Instructions for the task: Extract each line containing the string "statement".

Data:
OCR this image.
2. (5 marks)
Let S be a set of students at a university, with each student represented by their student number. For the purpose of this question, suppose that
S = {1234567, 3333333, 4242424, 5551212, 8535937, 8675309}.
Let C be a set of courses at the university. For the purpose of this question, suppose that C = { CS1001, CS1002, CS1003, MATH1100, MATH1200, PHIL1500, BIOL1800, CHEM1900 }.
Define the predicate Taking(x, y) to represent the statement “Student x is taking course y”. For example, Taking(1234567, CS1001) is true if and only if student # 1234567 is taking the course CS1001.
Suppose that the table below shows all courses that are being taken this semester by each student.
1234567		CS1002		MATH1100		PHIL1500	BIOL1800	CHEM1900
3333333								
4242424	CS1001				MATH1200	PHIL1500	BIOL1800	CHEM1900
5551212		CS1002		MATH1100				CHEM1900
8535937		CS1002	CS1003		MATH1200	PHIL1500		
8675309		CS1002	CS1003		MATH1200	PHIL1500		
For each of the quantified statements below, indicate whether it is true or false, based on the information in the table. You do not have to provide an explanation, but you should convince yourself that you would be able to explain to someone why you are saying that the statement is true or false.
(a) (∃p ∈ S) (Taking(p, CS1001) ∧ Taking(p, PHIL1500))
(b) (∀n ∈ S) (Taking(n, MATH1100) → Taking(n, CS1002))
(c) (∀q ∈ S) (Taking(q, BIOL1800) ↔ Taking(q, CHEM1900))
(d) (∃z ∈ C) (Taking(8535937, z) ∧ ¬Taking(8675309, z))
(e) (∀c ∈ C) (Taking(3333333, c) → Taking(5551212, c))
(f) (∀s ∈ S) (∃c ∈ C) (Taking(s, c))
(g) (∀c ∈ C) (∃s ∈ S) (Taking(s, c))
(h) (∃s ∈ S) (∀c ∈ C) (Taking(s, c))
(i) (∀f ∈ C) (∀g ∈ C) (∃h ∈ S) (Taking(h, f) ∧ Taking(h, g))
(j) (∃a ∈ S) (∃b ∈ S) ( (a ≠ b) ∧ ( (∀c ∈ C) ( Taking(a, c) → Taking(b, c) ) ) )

--

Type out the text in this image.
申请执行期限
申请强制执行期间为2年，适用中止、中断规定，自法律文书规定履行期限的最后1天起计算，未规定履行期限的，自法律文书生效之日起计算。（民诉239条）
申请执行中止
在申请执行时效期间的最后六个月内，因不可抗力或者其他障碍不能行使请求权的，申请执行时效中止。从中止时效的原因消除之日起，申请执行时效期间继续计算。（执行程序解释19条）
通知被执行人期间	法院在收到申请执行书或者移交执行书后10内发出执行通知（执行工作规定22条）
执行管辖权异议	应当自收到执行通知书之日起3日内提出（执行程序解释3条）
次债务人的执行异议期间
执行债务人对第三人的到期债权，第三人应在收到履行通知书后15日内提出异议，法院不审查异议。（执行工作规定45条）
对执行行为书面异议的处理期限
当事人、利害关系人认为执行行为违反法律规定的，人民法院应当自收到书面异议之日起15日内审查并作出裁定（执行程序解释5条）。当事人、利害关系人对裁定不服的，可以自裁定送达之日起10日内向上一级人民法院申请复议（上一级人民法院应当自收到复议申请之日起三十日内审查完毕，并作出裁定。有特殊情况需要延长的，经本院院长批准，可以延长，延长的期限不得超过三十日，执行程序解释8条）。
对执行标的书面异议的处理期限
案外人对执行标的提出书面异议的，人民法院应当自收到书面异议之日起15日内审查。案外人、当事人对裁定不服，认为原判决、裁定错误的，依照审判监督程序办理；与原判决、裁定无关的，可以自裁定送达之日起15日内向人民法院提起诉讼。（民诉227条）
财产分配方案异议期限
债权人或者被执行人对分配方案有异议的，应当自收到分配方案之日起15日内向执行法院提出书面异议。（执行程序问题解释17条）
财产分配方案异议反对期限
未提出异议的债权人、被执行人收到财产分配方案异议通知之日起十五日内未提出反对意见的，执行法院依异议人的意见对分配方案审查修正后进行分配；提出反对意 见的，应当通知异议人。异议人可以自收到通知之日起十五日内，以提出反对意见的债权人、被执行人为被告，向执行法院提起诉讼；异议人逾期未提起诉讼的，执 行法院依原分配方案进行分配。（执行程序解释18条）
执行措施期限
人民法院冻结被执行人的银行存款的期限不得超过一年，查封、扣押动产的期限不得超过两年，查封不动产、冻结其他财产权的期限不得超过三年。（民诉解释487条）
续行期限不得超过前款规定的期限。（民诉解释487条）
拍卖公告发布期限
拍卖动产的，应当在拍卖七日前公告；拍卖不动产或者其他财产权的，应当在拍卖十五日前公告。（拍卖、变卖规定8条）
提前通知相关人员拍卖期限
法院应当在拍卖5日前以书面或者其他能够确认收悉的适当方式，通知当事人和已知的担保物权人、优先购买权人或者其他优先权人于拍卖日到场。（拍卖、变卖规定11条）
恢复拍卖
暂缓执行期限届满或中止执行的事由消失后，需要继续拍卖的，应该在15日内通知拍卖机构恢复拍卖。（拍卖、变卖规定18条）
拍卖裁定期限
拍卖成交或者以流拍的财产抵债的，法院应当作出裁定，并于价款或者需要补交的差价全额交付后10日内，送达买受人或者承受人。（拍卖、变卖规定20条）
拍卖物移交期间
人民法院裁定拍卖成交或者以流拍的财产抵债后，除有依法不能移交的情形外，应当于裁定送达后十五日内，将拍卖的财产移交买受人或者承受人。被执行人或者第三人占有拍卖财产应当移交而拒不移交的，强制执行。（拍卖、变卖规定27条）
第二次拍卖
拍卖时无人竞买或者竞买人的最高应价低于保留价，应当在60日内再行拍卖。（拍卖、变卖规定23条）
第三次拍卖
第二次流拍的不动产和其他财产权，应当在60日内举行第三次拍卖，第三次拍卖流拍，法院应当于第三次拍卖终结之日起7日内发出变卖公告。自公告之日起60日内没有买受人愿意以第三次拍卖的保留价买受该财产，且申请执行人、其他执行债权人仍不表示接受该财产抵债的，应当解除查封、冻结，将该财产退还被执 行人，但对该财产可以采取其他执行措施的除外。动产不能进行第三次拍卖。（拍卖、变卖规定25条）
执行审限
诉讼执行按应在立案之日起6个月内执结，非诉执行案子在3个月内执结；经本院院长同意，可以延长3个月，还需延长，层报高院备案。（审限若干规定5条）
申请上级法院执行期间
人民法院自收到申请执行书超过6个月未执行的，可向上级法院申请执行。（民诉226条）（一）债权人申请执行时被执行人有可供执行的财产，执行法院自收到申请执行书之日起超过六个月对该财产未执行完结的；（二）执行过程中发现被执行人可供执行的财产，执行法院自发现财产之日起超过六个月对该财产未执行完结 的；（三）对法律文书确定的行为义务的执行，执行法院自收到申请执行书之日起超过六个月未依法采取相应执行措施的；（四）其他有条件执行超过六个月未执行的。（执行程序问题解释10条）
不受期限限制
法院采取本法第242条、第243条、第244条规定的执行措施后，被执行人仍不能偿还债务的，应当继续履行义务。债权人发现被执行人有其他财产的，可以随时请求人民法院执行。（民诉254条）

Answer to the problem:
Define the predicate Taking(x, y) to represent the statement “Student x is taking course y”. For example, Taking(1234567, CS1001) is true if and only if student # 1234567 is taking the course CS1001.
For each of the quantified statements below, indicate whether it is true or false, based on the information in the table. You do not have to provide an explanation, but you should convince yourself that you would be able to explain to someone why you are saying that the statement is true or false.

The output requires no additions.